(Requirements): For each line below that contains the string "Optics", copy that line.
=== Data provided ===
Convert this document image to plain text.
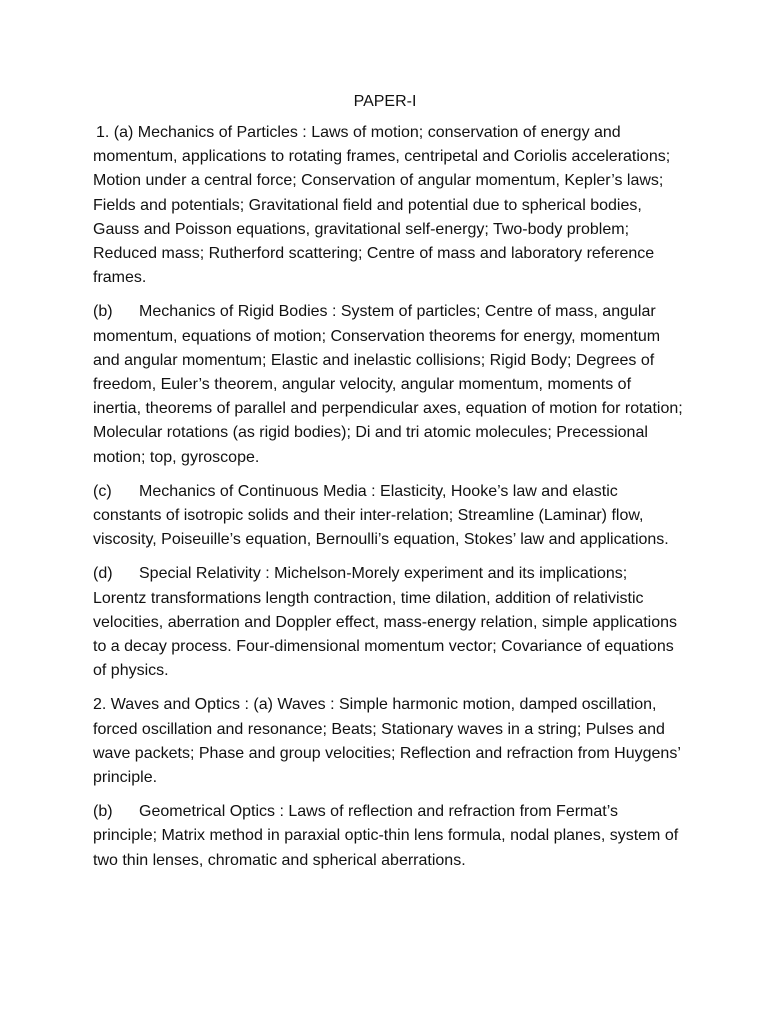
PAPER-I

1. (a) Mechanics of Particles : Laws of motion; conservation of energy and momentum, applications to rotating frames, centripetal and Coriolis accelerations; Motion under a central force; Conservation of angular momentum, Kepler’s laws; Fields and potentials; Gravitational field and potential due to spherical bodies, Gauss and Poisson equations, gravitational self-energy; Two-body problem; Reduced mass; Rutherford scattering; Centre of mass and laboratory reference frames.

(b) Mechanics of Rigid Bodies : System of particles; Centre of mass, angular momentum, equations of motion; Conservation theorems for energy, momentum and angular momentum; Elastic and inelastic collisions; Rigid Body; Degrees of freedom, Euler’s theorem, angular velocity, angular momentum, moments of inertia, theorems of parallel and perpendicular axes, equation of motion for rotation; Molecular rotations (as rigid bodies); Di and tri atomic molecules; Precessional motion; top, gyroscope.

(c) Mechanics of Continuous Media : Elasticity, Hooke’s law and elastic constants of isotropic solids and their inter-relation; Streamline (Laminar) flow, viscosity, Poiseuille’s equation, Bernoulli’s equation, Stokes’ law and applications.

(d) Special Relativity : Michelson-Morely experiment and its implications; Lorentz transformations length contraction, time dilation, addition of relativistic velocities, aberration and Doppler effect, mass-energy relation, simple applications to a decay process. Four-dimensional momentum vector; Covariance of equations of physics.

2. Waves and Optics : (a) Waves : Simple harmonic motion, damped oscillation, forced oscillation and resonance; Beats; Stationary waves in a string; Pulses and wave packets; Phase and group velocities; Reflection and refraction from Huygens’ principle.

(b) Geometrical Optics : Laws of reflection and refraction from Fermat’s principle; Matrix method in paraxial optic-thin lens formula, nodal planes, system of two thin lenses, chromatic and spherical aberrations.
===
(Exercise response):
2. Waves and Optics : (a) Waves : Simple harmonic motion, damped oscillation, forced oscillation and resonance; Beats; Stationary waves in a string; Pulses and wave packets; Phase and group velocities; Reflection and refraction from Huygens’ principle.
(b) Geometrical Optics : Laws of reflection and refraction from Fermat’s principle; Matrix method in paraxial optic-thin lens formula, nodal planes, system of two thin lenses, chromatic and spherical aberrations.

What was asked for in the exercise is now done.